### Exercise:
Your task is to repeat the entries underneath exactly, minus the pictures.

Records from a data collection
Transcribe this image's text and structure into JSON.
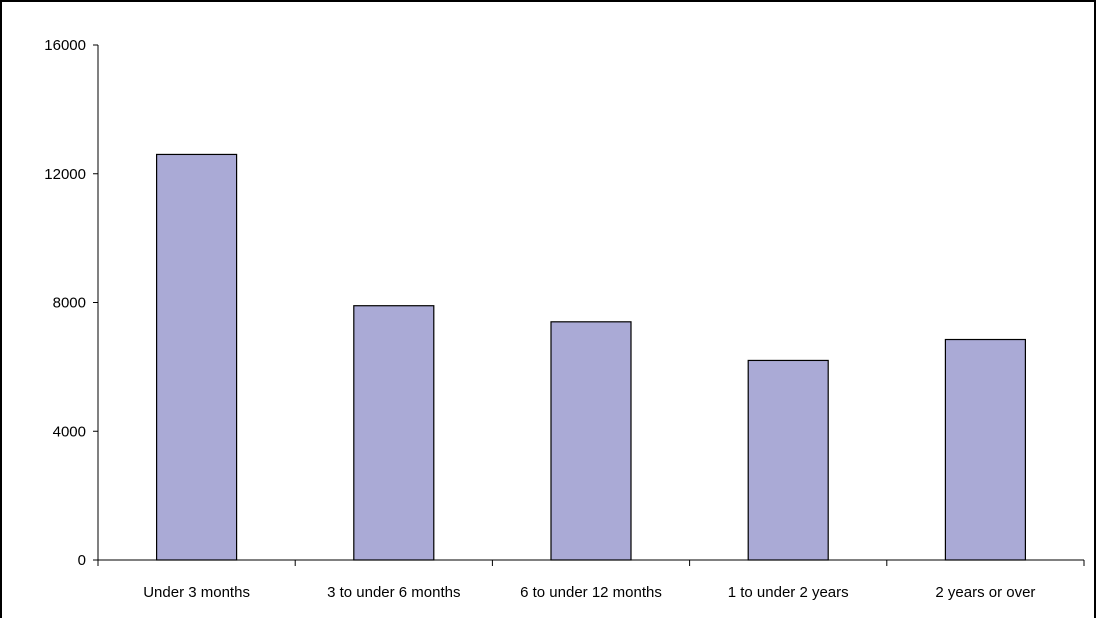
{
  "chart_data": {
    "type": "bar",
    "title": "",
    "xlabel": "",
    "ylabel": "",
    "categories": [
      "Under 3 months",
      "3 to under 6 months",
      "6 to under 12 months",
      "1 to under 2 years",
      "2 years or over"
    ],
    "values": [
      12600,
      7900,
      7400,
      6200,
      6850
    ],
    "ylim": [
      0,
      16000
    ],
    "yticks": [
      "0",
      "4000",
      "8000",
      "12000",
      "16000"
    ],
    "grid": false,
    "legend": "none",
    "colors": {
      "bar_fill": "#aaaad6",
      "bar_stroke": "#000000",
      "axis": "#000000"
    }
  }
}
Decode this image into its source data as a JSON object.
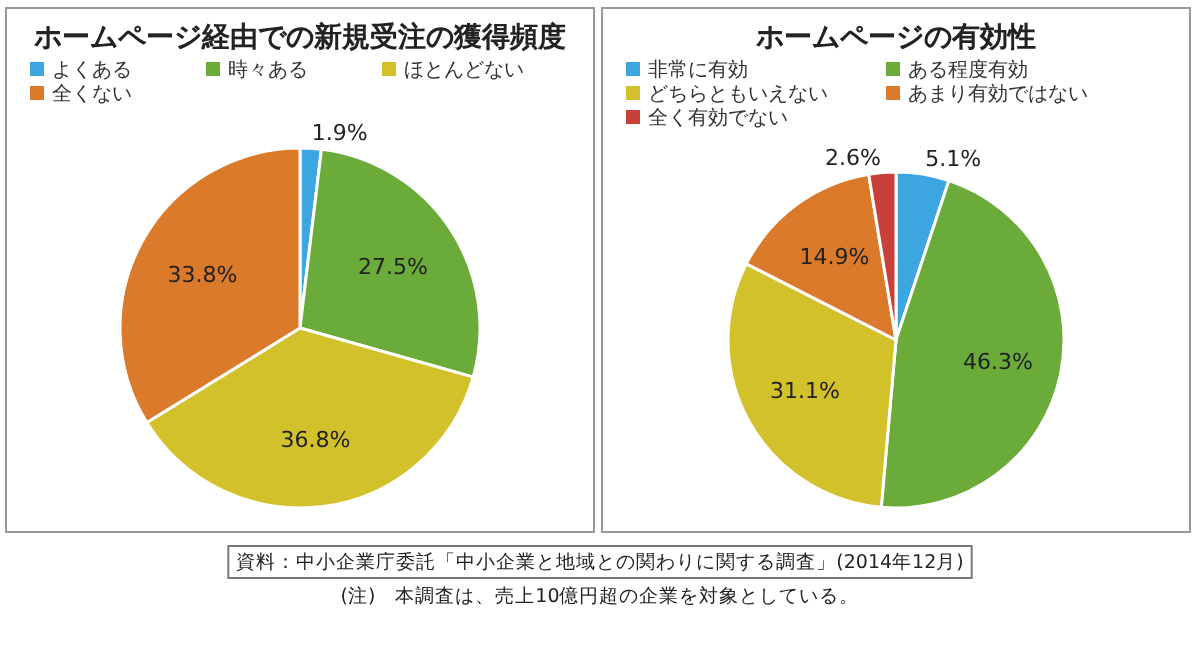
{
  "chart_data": [
    {
      "type": "pie",
      "title": "ホームページ経由での新規受注の獲得頻度",
      "categories": [
        "よくある",
        "時々ある",
        "ほとんどない",
        "全くない"
      ],
      "values": [
        1.9,
        27.5,
        36.8,
        33.8
      ],
      "colors": [
        "#3ba6e0",
        "#6aab3a",
        "#d3c12c",
        "#dc7a2b"
      ],
      "value_labels": [
        "1.9%",
        "27.5%",
        "36.8%",
        "33.8%"
      ],
      "legend": "top"
    },
    {
      "type": "pie",
      "title": "ホームページの有効性",
      "categories": [
        "非常に有効",
        "ある程度有効",
        "どちらともいえない",
        "あまり有効ではない",
        "全く有効でない"
      ],
      "values": [
        5.1,
        46.3,
        31.1,
        14.9,
        2.6
      ],
      "colors": [
        "#3ba6e0",
        "#6aab3a",
        "#d3c12c",
        "#dc7a2b",
        "#c9403b"
      ],
      "value_labels": [
        "5.1%",
        "46.3%",
        "31.1%",
        "14.9%",
        "2.6%"
      ],
      "legend": "top",
      "annotations": [
        "資料：中小企業庁委託「中小企業と地域との関わりに関する調査」(2014年12月)",
        "(注)　本調査は、売上10億円超の企業を対象としている。"
      ]
    }
  ]
}
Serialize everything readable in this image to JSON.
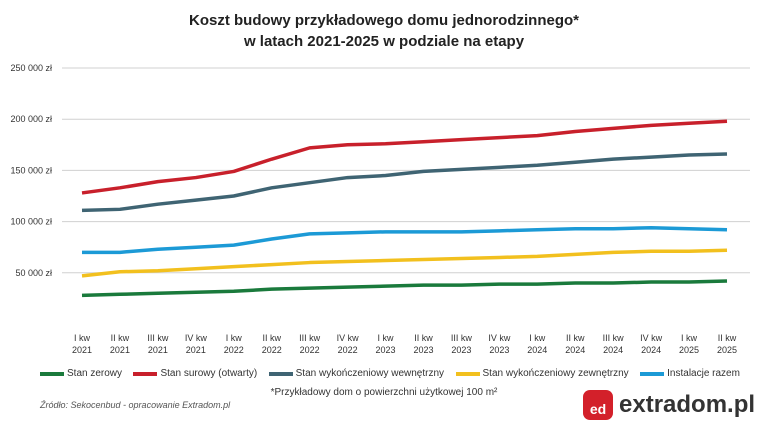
{
  "chart_data": {
    "type": "line",
    "title": "Koszt budowy przykładowego domu jednorodzinnego*",
    "subtitle": "w latach 2021-2025 w podziale na etapy",
    "categories": [
      [
        "I kw",
        "2021"
      ],
      [
        "II kw",
        "2021"
      ],
      [
        "III kw",
        "2021"
      ],
      [
        "IV kw",
        "2021"
      ],
      [
        "I kw",
        "2022"
      ],
      [
        "II kw",
        "2022"
      ],
      [
        "III kw",
        "2022"
      ],
      [
        "IV kw",
        "2022"
      ],
      [
        "I kw",
        "2023"
      ],
      [
        "II kw",
        "2023"
      ],
      [
        "III kw",
        "2023"
      ],
      [
        "IV kw",
        "2023"
      ],
      [
        "I kw",
        "2024"
      ],
      [
        "II kw",
        "2024"
      ],
      [
        "III kw",
        "2024"
      ],
      [
        "IV kw",
        "2024"
      ],
      [
        "I kw",
        "2025"
      ],
      [
        "II kw",
        "2025"
      ]
    ],
    "ylim": [
      0,
      250000
    ],
    "yticks": [
      50000,
      100000,
      150000,
      200000,
      250000
    ],
    "ytick_labels": [
      "50 000 zł",
      "100 000 zł",
      "150 000 zł",
      "200 000 zł",
      "250 000 zł"
    ],
    "grid": true,
    "legend_position": "bottom",
    "series": [
      {
        "name": "Stan zerowy",
        "color": "#1a7a3c",
        "values": [
          28000,
          29000,
          30000,
          31000,
          32000,
          34000,
          35000,
          36000,
          37000,
          38000,
          38000,
          39000,
          39000,
          40000,
          40000,
          41000,
          41000,
          42000
        ]
      },
      {
        "name": "Stan surowy (otwarty)",
        "color": "#c8202b",
        "values": [
          128000,
          133000,
          139000,
          143000,
          149000,
          161000,
          172000,
          175000,
          176000,
          178000,
          180000,
          182000,
          184000,
          188000,
          191000,
          194000,
          196000,
          198000
        ]
      },
      {
        "name": "Stan wykończeniowy wewnętrzny",
        "color": "#3f6473",
        "values": [
          111000,
          112000,
          117000,
          121000,
          125000,
          133000,
          138000,
          143000,
          145000,
          149000,
          151000,
          153000,
          155000,
          158000,
          161000,
          163000,
          165000,
          166000
        ]
      },
      {
        "name": "Stan wykończeniowy zewnętrzny",
        "color": "#f2c01e",
        "values": [
          47000,
          51000,
          52000,
          54000,
          56000,
          58000,
          60000,
          61000,
          62000,
          63000,
          64000,
          65000,
          66000,
          68000,
          70000,
          71000,
          71000,
          72000
        ]
      },
      {
        "name": "Instalacje razem",
        "color": "#1c9ad6",
        "values": [
          70000,
          70000,
          73000,
          75000,
          77000,
          83000,
          88000,
          89000,
          90000,
          90000,
          90000,
          91000,
          92000,
          93000,
          93000,
          94000,
          93000,
          92000
        ]
      }
    ]
  },
  "footnote": "*Przykładowy dom o powierzchni użytkowej 100 m²",
  "source": "Źródło: Sekocenbud - opracowanie Extradom.pl",
  "logo": {
    "mark": "ed",
    "text": "extradom.pl"
  }
}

### Written answer:
Transcribe this image's text and structure into JSON.
{
  "chart_data": {
    "type": "bar",
    "title": "",
    "xlabel": "",
    "ylabel": "",
    "categories": [
      "Under 3 months",
      "3 to under 6 months",
      "6 to under 12 months",
      "1 to under 2 years",
      "2 years or over"
    ],
    "values": [
      12600,
      7900,
      7400,
      6200,
      6850
    ],
    "ylim": [
      0,
      16000
    ],
    "yticks": [
      "0",
      "4000",
      "8000",
      "12000",
      "16000"
    ],
    "grid": false,
    "legend": "none",
    "colors": {
      "bar_fill": "#aaaad6",
      "bar_stroke": "#000000",
      "axis": "#000000"
    }
  }
}
Decode this image into its source data as a JSON object.
{
  "chart_data": [
    {
      "type": "pie",
      "title": "ホームページ経由での新規受注の獲得頻度",
      "categories": [
        "よくある",
        "時々ある",
        "ほとんどない",
        "全くない"
      ],
      "values": [
        1.9,
        27.5,
        36.8,
        33.8
      ],
      "colors": [
        "#3ba6e0",
        "#6aab3a",
        "#d3c12c",
        "#dc7a2b"
      ],
      "value_labels": [
        "1.9%",
        "27.5%",
        "36.8%",
        "33.8%"
      ],
      "legend": "top"
    },
    {
      "type": "pie",
      "title": "ホームページの有効性",
      "categories": [
        "非常に有効",
        "ある程度有効",
        "どちらともいえない",
        "あまり有効ではない",
        "全く有効でない"
      ],
      "values": [
        5.1,
        46.3,
        31.1,
        14.9,
        2.6
      ],
      "colors": [
        "#3ba6e0",
        "#6aab3a",
        "#d3c12c",
        "#dc7a2b",
        "#c9403b"
      ],
      "value_labels": [
        "5.1%",
        "46.3%",
        "31.1%",
        "14.9%",
        "2.6%"
      ],
      "legend": "top",
      "annotations": [
        "資料：中小企業庁委託「中小企業と地域との関わりに関する調査」(2014年12月)",
        "(注)　本調査は、売上10億円超の企業を対象としている。"
      ]
    }
  ]
}
Serialize everything readable in this image to JSON.
{
  "chart_data": {
    "type": "line",
    "title": "Koszt budowy przykładowego domu jednorodzinnego*",
    "subtitle": "w latach 2021-2025 w podziale na etapy",
    "categories": [
      [
        "I kw",
        "2021"
      ],
      [
        "II kw",
        "2021"
      ],
      [
        "III kw",
        "2021"
      ],
      [
        "IV kw",
        "2021"
      ],
      [
        "I kw",
        "2022"
      ],
      [
        "II kw",
        "2022"
      ],
      [
        "III kw",
        "2022"
      ],
      [
        "IV kw",
        "2022"
      ],
      [
        "I kw",
        "2023"
      ],
      [
        "II kw",
        "2023"
      ],
      [
        "III kw",
        "2023"
      ],
      [
        "IV kw",
        "2023"
      ],
      [
        "I kw",
        "2024"
      ],
      [
        "II kw",
        "2024"
      ],
      [
        "III kw",
        "2024"
      ],
      [
        "IV kw",
        "2024"
      ],
      [
        "I kw",
        "2025"
      ],
      [
        "II kw",
        "2025"
      ]
    ],
    "ylim": [
      0,
      250000
    ],
    "yticks": [
      50000,
      100000,
      150000,
      200000,
      250000
    ],
    "ytick_labels": [
      "50 000 zł",
      "100 000 zł",
      "150 000 zł",
      "200 000 zł",
      "250 000 zł"
    ],
    "grid": true,
    "legend_position": "bottom",
    "series": [
      {
        "name": "Stan zerowy",
        "color": "#1a7a3c",
        "values": [
          28000,
          29000,
          30000,
          31000,
          32000,
          34000,
          35000,
          36000,
          37000,
          38000,
          38000,
          39000,
          39000,
          40000,
          40000,
          41000,
          41000,
          42000
        ]
      },
      {
        "name": "Stan surowy (otwarty)",
        "color": "#c8202b",
        "values": [
          128000,
          133000,
          139000,
          143000,
          149000,
          161000,
          172000,
          175000,
          176000,
          178000,
          180000,
          182000,
          184000,
          188000,
          191000,
          194000,
          196000,
          198000
        ]
      },
      {
        "name": "Stan wykończeniowy wewnętrzny",
        "color": "#3f6473",
        "values": [
          111000,
          112000,
          117000,
          121000,
          125000,
          133000,
          138000,
          143000,
          145000,
          149000,
          151000,
          153000,
          155000,
          158000,
          161000,
          163000,
          165000,
          166000
        ]
      },
      {
        "name": "Stan wykończeniowy zewnętrzny",
        "color": "#f2c01e",
        "values": [
          47000,
          51000,
          52000,
          54000,
          56000,
          58000,
          60000,
          61000,
          62000,
          63000,
          64000,
          65000,
          66000,
          68000,
          70000,
          71000,
          71000,
          72000
        ]
      },
      {
        "name": "Instalacje razem",
        "color": "#1c9ad6",
        "values": [
          70000,
          70000,
          73000,
          75000,
          77000,
          83000,
          88000,
          89000,
          90000,
          90000,
          90000,
          91000,
          92000,
          93000,
          93000,
          94000,
          93000,
          92000
        ]
      }
    ]
  },
  "footnote": "*Przykładowy dom o powierzchni użytkowej 100 m²",
  "source": "Źródło: Sekocenbud - opracowanie Extradom.pl",
  "logo": {
    "mark": "ed",
    "text": "extradom.pl"
  }
}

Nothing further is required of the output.